** Task prompt **
Quote every line of the data below as it stands, omitting pictures.

***** Task inputs *****

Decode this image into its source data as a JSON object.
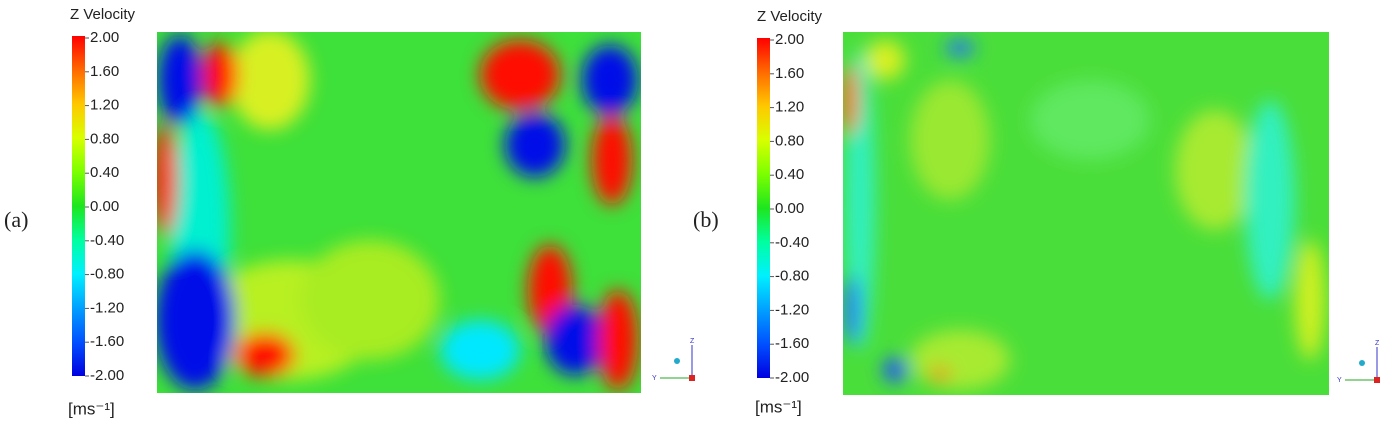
{
  "panels": [
    {
      "label": "(a)",
      "colorbar": {
        "title": "Z Velocity",
        "labels": [
          "2.00",
          "1.60",
          "1.20",
          "0.80",
          "0.40",
          "0.00",
          "-0.40",
          "-0.80",
          "-1.20",
          "-1.60",
          "-2.00"
        ],
        "unit": "[ms⁻¹]"
      },
      "axes": {
        "z": "Z",
        "y": "Y"
      }
    },
    {
      "label": "(b)",
      "colorbar": {
        "title": "Z Velocity",
        "labels": [
          "2.00",
          "1.60",
          "1.20",
          "0.80",
          "0.40",
          "0.00",
          "-0.40",
          "-0.80",
          "-1.20",
          "-1.60",
          "-2.00"
        ],
        "unit": "[ms⁻¹]"
      },
      "axes": {
        "z": "Z",
        "y": "Y"
      }
    }
  ]
}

*****

** Task output **
Decode this image into its source data as a JSON object.
{
  "panels": [
    {
      "label": "(a)",
      "colorbar": {
        "title": "Z Velocity",
        "labels": [
          "2.00",
          "1.60",
          "1.20",
          "0.80",
          "0.40",
          "0.00",
          "-0.40",
          "-0.80",
          "-1.20",
          "-1.60",
          "-2.00"
        ],
        "unit": "[ms⁻¹]"
      },
      "axes": {
        "z": "Z",
        "y": "Y"
      }
    },
    {
      "label": "(b)",
      "colorbar": {
        "title": "Z Velocity",
        "labels": [
          "2.00",
          "1.60",
          "1.20",
          "0.80",
          "0.40",
          "0.00",
          "-0.40",
          "-0.80",
          "-1.20",
          "-1.60",
          "-2.00"
        ],
        "unit": "[ms⁻¹]"
      },
      "axes": {
        "z": "Z",
        "y": "Y"
      }
    }
  ]
}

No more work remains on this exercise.